PROBLEM TO SOLVE -> Restate each of the lines below word for word and drop every picture.

──────── LISTED RECORDS ────────

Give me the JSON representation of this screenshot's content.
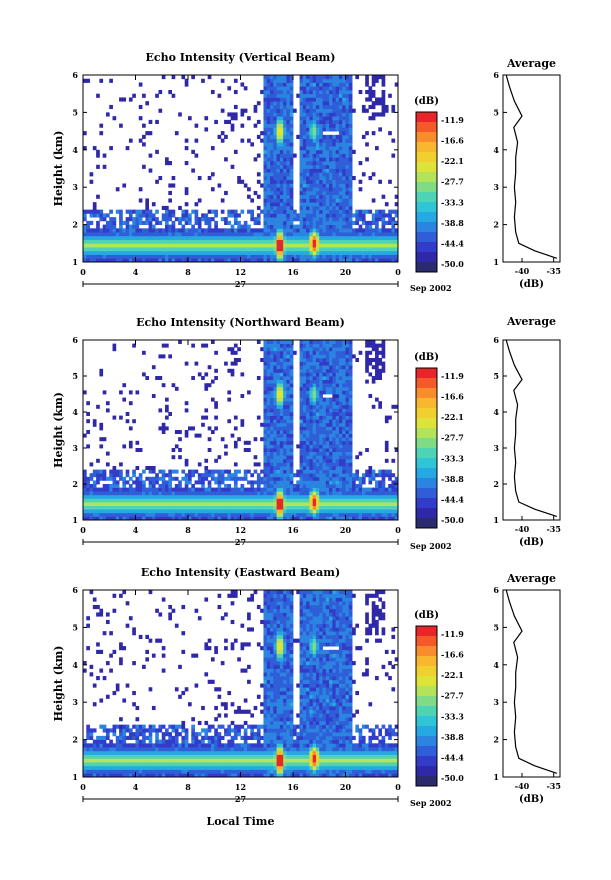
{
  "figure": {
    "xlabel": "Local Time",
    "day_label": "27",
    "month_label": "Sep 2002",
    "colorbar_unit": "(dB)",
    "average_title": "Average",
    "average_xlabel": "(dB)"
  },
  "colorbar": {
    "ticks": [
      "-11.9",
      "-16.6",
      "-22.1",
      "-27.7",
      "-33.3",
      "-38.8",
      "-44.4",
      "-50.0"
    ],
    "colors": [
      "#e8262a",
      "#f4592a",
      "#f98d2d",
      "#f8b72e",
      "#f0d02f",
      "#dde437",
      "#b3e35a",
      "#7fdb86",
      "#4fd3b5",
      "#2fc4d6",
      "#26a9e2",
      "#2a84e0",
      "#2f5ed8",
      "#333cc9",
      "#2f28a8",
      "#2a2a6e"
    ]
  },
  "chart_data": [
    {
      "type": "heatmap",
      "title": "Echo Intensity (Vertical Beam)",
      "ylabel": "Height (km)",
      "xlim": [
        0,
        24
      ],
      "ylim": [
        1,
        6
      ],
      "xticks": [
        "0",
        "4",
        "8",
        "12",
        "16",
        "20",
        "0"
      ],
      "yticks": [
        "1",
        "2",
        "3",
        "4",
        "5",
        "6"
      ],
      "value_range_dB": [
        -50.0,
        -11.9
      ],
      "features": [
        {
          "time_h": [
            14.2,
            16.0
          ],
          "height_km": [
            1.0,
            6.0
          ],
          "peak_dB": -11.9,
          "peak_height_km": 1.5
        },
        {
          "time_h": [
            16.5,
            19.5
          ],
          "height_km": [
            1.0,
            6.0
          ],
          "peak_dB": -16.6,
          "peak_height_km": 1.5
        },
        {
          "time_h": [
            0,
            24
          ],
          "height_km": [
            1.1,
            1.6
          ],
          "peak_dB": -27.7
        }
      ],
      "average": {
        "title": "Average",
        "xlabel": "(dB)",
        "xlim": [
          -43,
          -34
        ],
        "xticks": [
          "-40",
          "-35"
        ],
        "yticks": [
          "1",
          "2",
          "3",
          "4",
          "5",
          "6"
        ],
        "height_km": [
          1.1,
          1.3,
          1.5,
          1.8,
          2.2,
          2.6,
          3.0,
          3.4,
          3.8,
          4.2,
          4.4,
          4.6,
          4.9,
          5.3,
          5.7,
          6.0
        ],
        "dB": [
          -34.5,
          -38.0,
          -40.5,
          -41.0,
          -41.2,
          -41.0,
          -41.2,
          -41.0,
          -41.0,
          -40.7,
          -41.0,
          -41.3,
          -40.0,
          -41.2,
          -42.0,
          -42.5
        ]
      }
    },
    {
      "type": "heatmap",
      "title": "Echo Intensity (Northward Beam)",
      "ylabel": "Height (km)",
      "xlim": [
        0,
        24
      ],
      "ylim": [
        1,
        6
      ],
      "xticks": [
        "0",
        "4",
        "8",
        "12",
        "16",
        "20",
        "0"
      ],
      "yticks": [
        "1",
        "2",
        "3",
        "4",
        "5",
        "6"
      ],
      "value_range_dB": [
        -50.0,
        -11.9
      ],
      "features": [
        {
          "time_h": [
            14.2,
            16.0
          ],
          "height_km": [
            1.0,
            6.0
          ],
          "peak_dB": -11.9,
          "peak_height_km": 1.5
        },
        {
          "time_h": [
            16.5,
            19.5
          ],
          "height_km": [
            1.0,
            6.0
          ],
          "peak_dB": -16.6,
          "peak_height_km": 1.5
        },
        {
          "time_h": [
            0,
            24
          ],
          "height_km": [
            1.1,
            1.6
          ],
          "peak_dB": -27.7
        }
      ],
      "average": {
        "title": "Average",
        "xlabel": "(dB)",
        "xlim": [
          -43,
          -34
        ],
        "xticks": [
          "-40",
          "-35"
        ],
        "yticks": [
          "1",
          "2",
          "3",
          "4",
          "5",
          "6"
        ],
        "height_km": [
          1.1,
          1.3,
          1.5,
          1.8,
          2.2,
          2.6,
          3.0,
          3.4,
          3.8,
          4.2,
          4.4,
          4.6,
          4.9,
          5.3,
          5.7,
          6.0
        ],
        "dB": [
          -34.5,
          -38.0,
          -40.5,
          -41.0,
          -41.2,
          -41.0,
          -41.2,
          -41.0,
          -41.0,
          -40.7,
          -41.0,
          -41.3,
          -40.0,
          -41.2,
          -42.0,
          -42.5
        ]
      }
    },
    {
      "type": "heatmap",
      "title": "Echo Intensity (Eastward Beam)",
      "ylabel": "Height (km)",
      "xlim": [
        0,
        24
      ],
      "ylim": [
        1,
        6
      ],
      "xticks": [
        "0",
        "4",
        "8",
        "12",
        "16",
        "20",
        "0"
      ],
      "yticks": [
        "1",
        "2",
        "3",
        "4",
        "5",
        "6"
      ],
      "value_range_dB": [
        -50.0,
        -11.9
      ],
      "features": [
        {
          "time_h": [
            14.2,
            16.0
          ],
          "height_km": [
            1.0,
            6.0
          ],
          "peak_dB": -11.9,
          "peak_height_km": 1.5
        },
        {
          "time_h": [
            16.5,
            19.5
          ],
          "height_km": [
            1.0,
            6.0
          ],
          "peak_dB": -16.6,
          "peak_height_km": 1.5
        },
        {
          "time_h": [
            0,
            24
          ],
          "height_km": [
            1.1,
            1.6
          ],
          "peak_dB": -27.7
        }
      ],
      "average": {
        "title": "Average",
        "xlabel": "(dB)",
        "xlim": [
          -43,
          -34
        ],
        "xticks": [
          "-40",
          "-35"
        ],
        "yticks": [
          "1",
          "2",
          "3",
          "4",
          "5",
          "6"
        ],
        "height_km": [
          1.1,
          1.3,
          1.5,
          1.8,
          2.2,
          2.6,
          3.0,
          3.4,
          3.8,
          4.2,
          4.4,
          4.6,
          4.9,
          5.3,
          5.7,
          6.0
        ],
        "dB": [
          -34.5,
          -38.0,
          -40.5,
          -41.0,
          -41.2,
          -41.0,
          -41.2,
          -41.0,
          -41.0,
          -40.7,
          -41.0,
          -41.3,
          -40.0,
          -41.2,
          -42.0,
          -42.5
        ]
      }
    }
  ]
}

────────

EXERCISE RESPONSE ->
Give me the JSON representation of this screenshot's content.
{
  "figure": {
    "xlabel": "Local Time",
    "day_label": "27",
    "month_label": "Sep 2002",
    "colorbar_unit": "(dB)",
    "average_title": "Average",
    "average_xlabel": "(dB)"
  },
  "colorbar": {
    "ticks": [
      "-11.9",
      "-16.6",
      "-22.1",
      "-27.7",
      "-33.3",
      "-38.8",
      "-44.4",
      "-50.0"
    ],
    "colors": [
      "#e8262a",
      "#f4592a",
      "#f98d2d",
      "#f8b72e",
      "#f0d02f",
      "#dde437",
      "#b3e35a",
      "#7fdb86",
      "#4fd3b5",
      "#2fc4d6",
      "#26a9e2",
      "#2a84e0",
      "#2f5ed8",
      "#333cc9",
      "#2f28a8",
      "#2a2a6e"
    ]
  },
  "chart_data": [
    {
      "type": "heatmap",
      "title": "Echo Intensity (Vertical Beam)",
      "ylabel": "Height (km)",
      "xlim": [
        0,
        24
      ],
      "ylim": [
        1,
        6
      ],
      "xticks": [
        "0",
        "4",
        "8",
        "12",
        "16",
        "20",
        "0"
      ],
      "yticks": [
        "1",
        "2",
        "3",
        "4",
        "5",
        "6"
      ],
      "value_range_dB": [
        -50.0,
        -11.9
      ],
      "features": [
        {
          "time_h": [
            14.2,
            16.0
          ],
          "height_km": [
            1.0,
            6.0
          ],
          "peak_dB": -11.9,
          "peak_height_km": 1.5
        },
        {
          "time_h": [
            16.5,
            19.5
          ],
          "height_km": [
            1.0,
            6.0
          ],
          "peak_dB": -16.6,
          "peak_height_km": 1.5
        },
        {
          "time_h": [
            0,
            24
          ],
          "height_km": [
            1.1,
            1.6
          ],
          "peak_dB": -27.7
        }
      ],
      "average": {
        "title": "Average",
        "xlabel": "(dB)",
        "xlim": [
          -43,
          -34
        ],
        "xticks": [
          "-40",
          "-35"
        ],
        "yticks": [
          "1",
          "2",
          "3",
          "4",
          "5",
          "6"
        ],
        "height_km": [
          1.1,
          1.3,
          1.5,
          1.8,
          2.2,
          2.6,
          3.0,
          3.4,
          3.8,
          4.2,
          4.4,
          4.6,
          4.9,
          5.3,
          5.7,
          6.0
        ],
        "dB": [
          -34.5,
          -38.0,
          -40.5,
          -41.0,
          -41.2,
          -41.0,
          -41.2,
          -41.0,
          -41.0,
          -40.7,
          -41.0,
          -41.3,
          -40.0,
          -41.2,
          -42.0,
          -42.5
        ]
      }
    },
    {
      "type": "heatmap",
      "title": "Echo Intensity (Northward Beam)",
      "ylabel": "Height (km)",
      "xlim": [
        0,
        24
      ],
      "ylim": [
        1,
        6
      ],
      "xticks": [
        "0",
        "4",
        "8",
        "12",
        "16",
        "20",
        "0"
      ],
      "yticks": [
        "1",
        "2",
        "3",
        "4",
        "5",
        "6"
      ],
      "value_range_dB": [
        -50.0,
        -11.9
      ],
      "features": [
        {
          "time_h": [
            14.2,
            16.0
          ],
          "height_km": [
            1.0,
            6.0
          ],
          "peak_dB": -11.9,
          "peak_height_km": 1.5
        },
        {
          "time_h": [
            16.5,
            19.5
          ],
          "height_km": [
            1.0,
            6.0
          ],
          "peak_dB": -16.6,
          "peak_height_km": 1.5
        },
        {
          "time_h": [
            0,
            24
          ],
          "height_km": [
            1.1,
            1.6
          ],
          "peak_dB": -27.7
        }
      ],
      "average": {
        "title": "Average",
        "xlabel": "(dB)",
        "xlim": [
          -43,
          -34
        ],
        "xticks": [
          "-40",
          "-35"
        ],
        "yticks": [
          "1",
          "2",
          "3",
          "4",
          "5",
          "6"
        ],
        "height_km": [
          1.1,
          1.3,
          1.5,
          1.8,
          2.2,
          2.6,
          3.0,
          3.4,
          3.8,
          4.2,
          4.4,
          4.6,
          4.9,
          5.3,
          5.7,
          6.0
        ],
        "dB": [
          -34.5,
          -38.0,
          -40.5,
          -41.0,
          -41.2,
          -41.0,
          -41.2,
          -41.0,
          -41.0,
          -40.7,
          -41.0,
          -41.3,
          -40.0,
          -41.2,
          -42.0,
          -42.5
        ]
      }
    },
    {
      "type": "heatmap",
      "title": "Echo Intensity (Eastward Beam)",
      "ylabel": "Height (km)",
      "xlim": [
        0,
        24
      ],
      "ylim": [
        1,
        6
      ],
      "xticks": [
        "0",
        "4",
        "8",
        "12",
        "16",
        "20",
        "0"
      ],
      "yticks": [
        "1",
        "2",
        "3",
        "4",
        "5",
        "6"
      ],
      "value_range_dB": [
        -50.0,
        -11.9
      ],
      "features": [
        {
          "time_h": [
            14.2,
            16.0
          ],
          "height_km": [
            1.0,
            6.0
          ],
          "peak_dB": -11.9,
          "peak_height_km": 1.5
        },
        {
          "time_h": [
            16.5,
            19.5
          ],
          "height_km": [
            1.0,
            6.0
          ],
          "peak_dB": -16.6,
          "peak_height_km": 1.5
        },
        {
          "time_h": [
            0,
            24
          ],
          "height_km": [
            1.1,
            1.6
          ],
          "peak_dB": -27.7
        }
      ],
      "average": {
        "title": "Average",
        "xlabel": "(dB)",
        "xlim": [
          -43,
          -34
        ],
        "xticks": [
          "-40",
          "-35"
        ],
        "yticks": [
          "1",
          "2",
          "3",
          "4",
          "5",
          "6"
        ],
        "height_km": [
          1.1,
          1.3,
          1.5,
          1.8,
          2.2,
          2.6,
          3.0,
          3.4,
          3.8,
          4.2,
          4.4,
          4.6,
          4.9,
          5.3,
          5.7,
          6.0
        ],
        "dB": [
          -34.5,
          -38.0,
          -40.5,
          -41.0,
          -41.2,
          -41.0,
          -41.2,
          -41.0,
          -41.0,
          -40.7,
          -41.0,
          -41.3,
          -40.0,
          -41.2,
          -42.0,
          -42.5
        ]
      }
    }
  ]
}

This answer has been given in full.